> WHAT YOU SHOULD DO
Identify and reproduce every line holding the string "KUMAR".

Extracted data entries
══════

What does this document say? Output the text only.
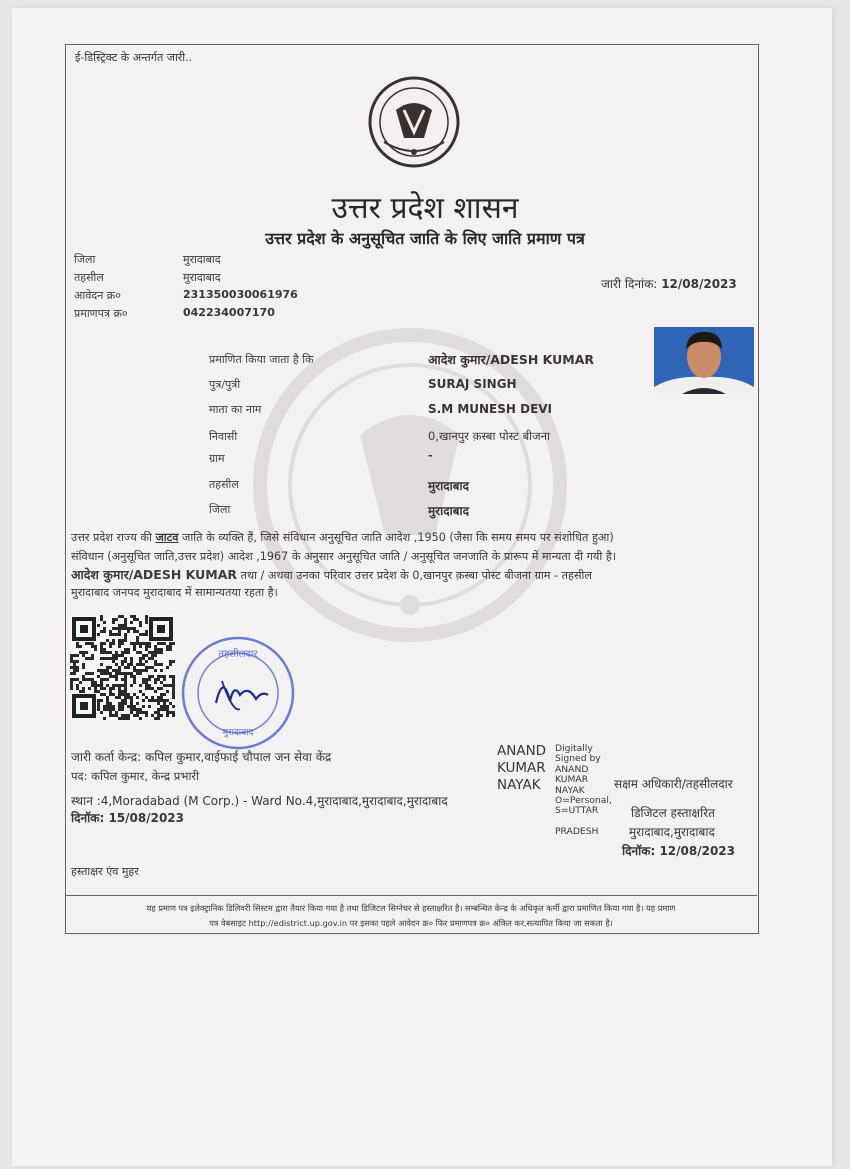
ई-डिस्ट्रिक्ट के अन्तर्गत जारी..
उत्तर प्रदेश शासन
उत्तर प्रदेश के अनुसूचित जाति के लिए जाति प्रमाण पत्र
जिला	मुरादाबाद
तहसील	मुरादाबाद
आवेदन क्र०	231350030061976
प्रमाणपत्र क्र०	042234007170
जारी दिनांक: 12/08/2023
प्रमाणित किया जाता है कि	आदेश कुमार/ADESH KUMAR
पुत्र/पुत्री	SURAJ SINGH
माता का नाम	S.M MUNESH DEVI
निवासी	0,खानपुर क़स्बा पोस्ट बीजना
ग्राम	-
तहसील	मुरादाबाद
जिला	मुरादाबाद
उत्तर प्रदेश राज्य की जाटव जाति के व्यक्ति हैं, जिसे संविधान अनुसूचित जाति आदेश ,1950 (जैसा कि समय समय पर संशोधित हुआ)
संविधान (अनुसूचित जाति,उत्तर प्रदेश) आदेश ,1967 के अनुसार अनुसूचित जाति / अनुसूचित जनजाति के प्रारूप में मान्यता दी गयी है।
आदेश कुमार/ADESH KUMAR तथा / अथवा उनका परिवार उत्तर प्रदेश के 0,खानपुर क़स्बा पोस्ट बीजना ग्राम - तहसील
मुरादाबाद जनपद मुरादाबाद में सामान्यतया रहता है।
तहसीलदार
मुरादाबाद
जारी कर्ता केन्द्र: कपिल कुमार,वाईफाई चौपाल जन सेवा केंद्र
पद: कपिल कुमार, केन्द्र प्रभारी
स्थान :4,Moradabad (M Corp.) - Ward No.4,मुरादाबाद,मुरादाबाद,मुरादाबाद
दिनॉक: 15/08/2023
ANAND
KUMAR
NAYAK
Digitally
Signed by
ANAND
KUMAR
NAYAK
O=Personal,
S=UTTAR
PRADESH
सक्षम अधिकारी/तहसीलदार
डिजिटल हस्ताक्षरित
मुरादाबाद,मुरादाबाद
दिनॉक: 12/08/2023
हस्ताक्षर एंव मुहर
यह प्रमाण पत्र इलेक्ट्रानिक डिलिवरी सिस्टम द्वारा तैयार किया गया है तथा डिजिटल सिग्नेचर से हस्ताक्षरित है। सम्बन्धित केन्द्र के अधिकृत कर्मी द्वारा प्रमाणित किया गया है। यह प्रमाण
पत्र वेबसाइट http://edistrict.up.gov.in पर इसका पहले आवेदन क्र० फिर प्रमाणपत्र क्र० अंकित कर,सत्यापित किया जा सकता है।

══════

> RESPONSE
प्रमाणित किया जाता है कि	आदेश कुमार/ADESH KUMAR
आदेश कुमार/ADESH KUMAR तथा / अथवा उनका परिवार उत्तर प्रदेश के 0,खानपुर क़स्बा पोस्ट बीजना ग्राम - तहसील
KUMAR
KUMAR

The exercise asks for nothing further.